EXERCISE ▸ Your task is to filter the data below down to the lines holding "valab".

RECORDED INFORMATION ▸
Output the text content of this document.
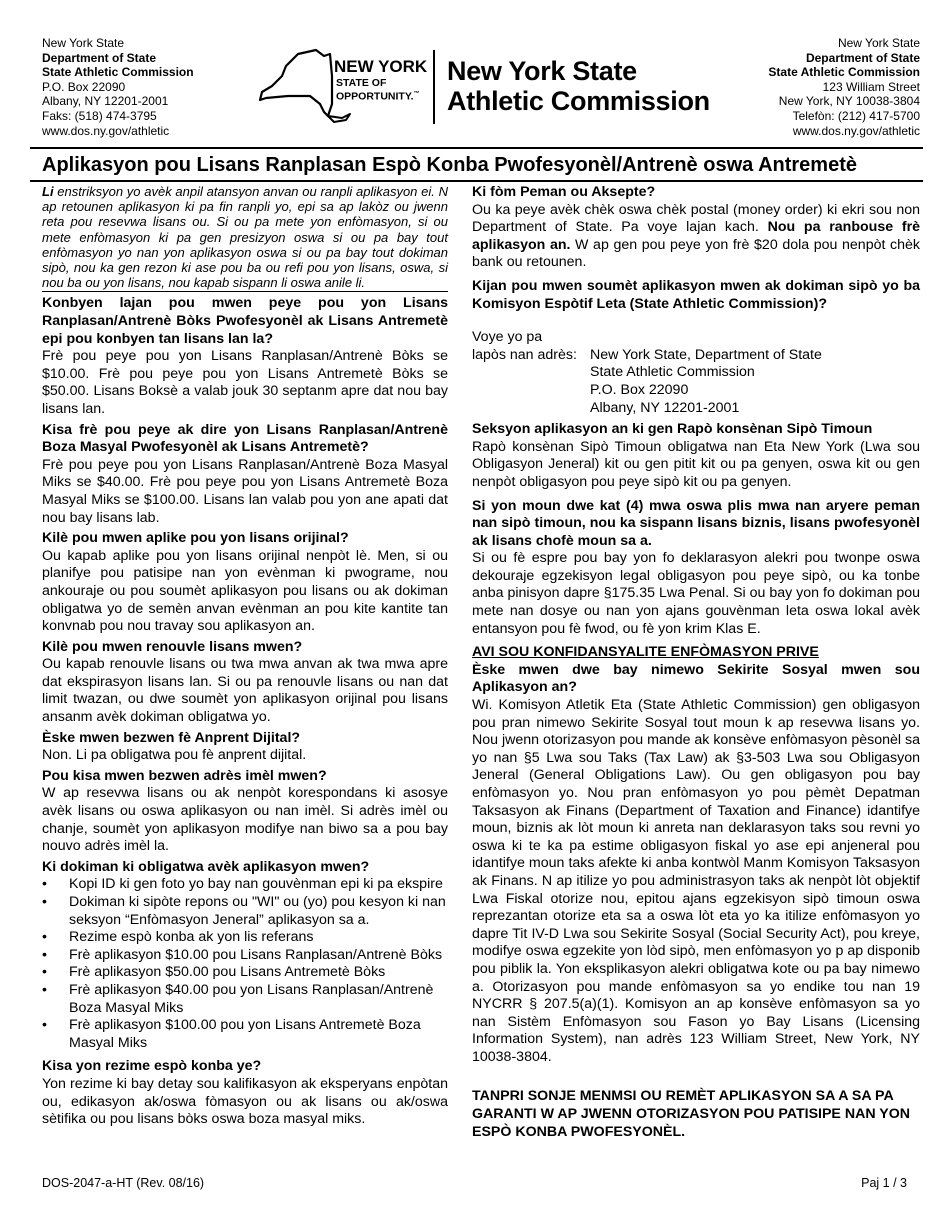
New York State
Department of State
State Athletic Commission
P.O. Box 22090
Albany, NY 12201-2001
Faks: (518) 474-3795
www.dos.ny.gov/athletic
NEW YORK
STATE OF
OPPORTUNITY.™
New York State
Athletic Commission
New York State
Department of State
State Athletic Commission
123 William Street
New York, NY 10038-3804
Telefòn: (212) 417-5700
www.dos.ny.gov/athletic
Aplikasyon pou Lisans Ranplasan Espò Konba Pwofesyonèl/Antrenè oswa Antremetè

Li enstriksyon yo avèk anpil atansyon anvan ou ranpli aplikasyon ei. N ap retounen aplikasyon ki pa fin ranpli yo, epi sa ap lakòz ou jwenn reta pou resevwa lisans ou. Si ou pa mete yon enfòmasyon, si ou mete enfòmasyon ki pa gen presizyon oswa si ou pa bay tout enfòmasyon yo nan yon aplikasyon oswa si ou pa bay tout dokiman sipò, nou ka gen rezon ki ase pou ba ou refi pou yon lisans, oswa, si nou ba ou yon lisans, nou kapab sispann li oswa anile li.

Konbyen lajan pou mwen peye pou yon Lisans Ranplasan/Antrenè Bòks Pwofesyonèl ak Lisans Antremetè epi pou konbyen tan lisans lan la?

Frè pou peye pou yon Lisans Ranplasan/Antrenè Bòks se $10.00. Frè pou peye pou yon Lisans Antremetè Bòks se $50.00. Lisans Boksè a valab jouk 30 septanm apre dat nou bay lisans lan.

Kisa frè pou peye ak dire yon Lisans Ranplasan/Antrenè Boza Masyal Pwofesyonèl ak Lisans Antremetè?

Frè pou peye pou yon Lisans Ranplasan/Antrenè Boza Masyal Miks se $40.00. Frè pou peye pou yon Lisans Antremetè Boza Masyal Miks se $100.00. Lisans lan valab pou yon ane apati dat nou bay lisans lab.

Kilè pou mwen aplike pou yon lisans orijinal?

Ou kapab aplike pou yon lisans orijinal nenpòt lè. Men, si ou planifye pou patisipe nan yon evènman ki pwograme, nou ankouraje ou pou soumèt aplikasyon pou lisans ou ak dokiman obligatwa yo de semèn anvan evènman an pou kite kantite tan konvnab pou nou travay sou aplikasyon an.

Kilè pou mwen renouvle lisans mwen?

Ou kapab renouvle lisans ou twa mwa anvan ak twa mwa apre dat ekspirasyon lisans lan. Si ou pa renouvle lisans ou nan dat limit twazan, ou dwe soumèt yon aplikasyon orijinal pou lisans ansanm avèk dokiman obligatwa yo.

Èske mwen bezwen fè Anprent Dijital?

Non. Li pa obligatwa pou fè anprent dijital.

Pou kisa mwen bezwen adrès imèl mwen?

W ap resevwa lisans ou ak nenpòt korespondans ki asosye avèk lisans ou oswa aplikasyon ou nan imèl. Si adrès imèl ou chanje, soumèt yon aplikasyon modifye nan biwo sa a pou bay nouvo adrès imèl la.

Ki dokiman ki obligatwa avèk aplikasyon mwen?

• Kopi ID ki gen foto yo bay nan gouvènman epi ki pa ekspire
• Dokiman ki sipòte repons ou "WI" ou (yo) pou kesyon ki nan seksyon “Enfòmasyon Jeneral” aplikasyon sa a.
• Rezime espò konba ak yon lis referans
• Frè aplikasyon $10.00 pou Lisans Ranplasan/Antrenè Bòks
• Frè aplikasyon $50.00 pou Lisans Antremetè Bòks
• Frè aplikasyon $40.00 pou yon Lisans Ranplasan/Antrenè Boza Masyal Miks
• Frè aplikasyon $100.00 pou yon Lisans Antremetè Boza Masyal Miks

Kisa yon rezime espò konba ye?

Yon rezime ki bay detay sou kalifikasyon ak eksperyans enpòtan ou, edikasyon ak/oswa fòmasyon ou ak lisans ou ak/oswa sètifika ou pou lisans bòks oswa boza masyal miks.

Ki fòm Peman ou Aksepte?

Ou ka peye avèk chèk oswa chèk postal (money order) ki ekri sou non Department of State. Pa voye lajan kach. Nou pa ranbouse frè aplikasyon an. W ap gen pou peye yon frè $20 dola pou nenpòt chèk bank ou retounen.

Kijan pou mwen soumèt aplikasyon mwen ak dokiman sipò yo ba Komisyon Espòtif Leta (State Athletic Commission)?

Voye yo pa
lapòs nan adrès: New York State, Department of State
State Athletic Commission
P.O. Box 22090
Albany, NY 12201-2001

Seksyon aplikasyon an ki gen Rapò konsènan Sipò Timoun

Rapò konsènan Sipò Timoun obligatwa nan Eta New York (Lwa sou Obligasyon Jeneral) kit ou gen pitit kit ou pa genyen, oswa kit ou gen nenpòt obligasyon pou peye sipò kit ou pa genyen.

Si yon moun dwe kat (4) mwa oswa plis mwa nan aryere peman nan sipò timoun, nou ka sispann lisans biznis, lisans pwofesyonèl ak lisans chofè moun sa a.

Si ou fè espre pou bay yon fo deklarasyon alekri pou twonpe oswa dekouraje egzekisyon legal obligasyon pou peye sipò, ou ka tonbe anba pinisyon dapre §175.35 Lwa Penal. Si ou bay yon fo dokiman pou mete nan dosye ou nan yon ajans gouvènman leta oswa lokal avèk entansyon pou fè fwod, ou fè yon krim Klas E.

AVI SOU KONFIDANSYALITE ENFÒMASYON PRIVE

Èske mwen dwe bay nimewo Sekirite Sosyal mwen sou Aplikasyon an?

Wi. Komisyon Atletik Eta (State Athletic Commission) gen obligasyon pou pran nimewo Sekirite Sosyal tout moun k ap resevwa lisans yo. Nou jwenn otorizasyon pou mande ak konsève enfòmasyon pèsonèl sa yo nan §5 Lwa sou Taks (Tax Law) ak §3-503 Lwa sou Obligasyon Jeneral (General Obligations Law). Ou gen obligasyon pou bay enfòmasyon yo. Nou pran enfòmasyon yo pou pèmèt Depatman Taksasyon ak Finans (Department of Taxation and Finance) idantifye moun, biznis ak lòt moun ki anreta nan deklarasyon taks sou revni yo oswa ki te ka pa estime obligasyon fiskal yo ase epi anjeneral pou idantifye moun taks afekte ki anba kontwòl Manm Komisyon Taksasyon ak Finans. N ap itilize yo pou administrasyon taks ak nenpòt lòt objektif Lwa Fiskal otorize nou, epitou ajans egzekisyon sipò timoun oswa reprezantan otorize eta sa a oswa lòt eta yo ka itilize enfòmasyon yo dapre Tit IV-D Lwa sou Sekirite Sosyal (Social Security Act), pou kreye, modifye oswa egzekite yon lòd sipò, men enfòmasyon yo p ap disponib pou piblik la. Yon eksplikasyon alekri obligatwa kote ou pa bay nimewo a. Otorizasyon pou mande enfòmasyon sa yo endike tou nan 19 NYCRR § 207.5(a)(1). Komisyon an ap konsève enfòmasyon sa yo nan Sistèm Enfòmasyon sou Fason yo Bay Lisans (Licensing Information System), nan adrès 123 William Street, New York, NY 10038-3804.

TANPRI SONJE MENMSI OU REMÈT APLIKASYON SA A SA PA GARANTI W AP JWENN OTORIZASYON POU PATISIPE NAN YON ESPÒ KONBA PWOFESYONÈL.

DOS-2047-a-HT (Rev. 08/16)	Paj 1 / 3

REPLY ▸
Frè pou peye pou yon Lisans Ranplasan/Antrenè Bòks se $10.00. Frè pou peye pou yon Lisans Antremetè Bòks se $50.00. Lisans Boksè a valab jouk 30 septanm apre dat nou bay lisans lan.
Frè pou peye pou yon Lisans Ranplasan/Antrenè Boza Masyal Miks se $40.00. Frè pou peye pou yon Lisans Antremetè Boza Masyal Miks se $100.00. Lisans lan valab pou yon ane apati dat nou bay lisans lab.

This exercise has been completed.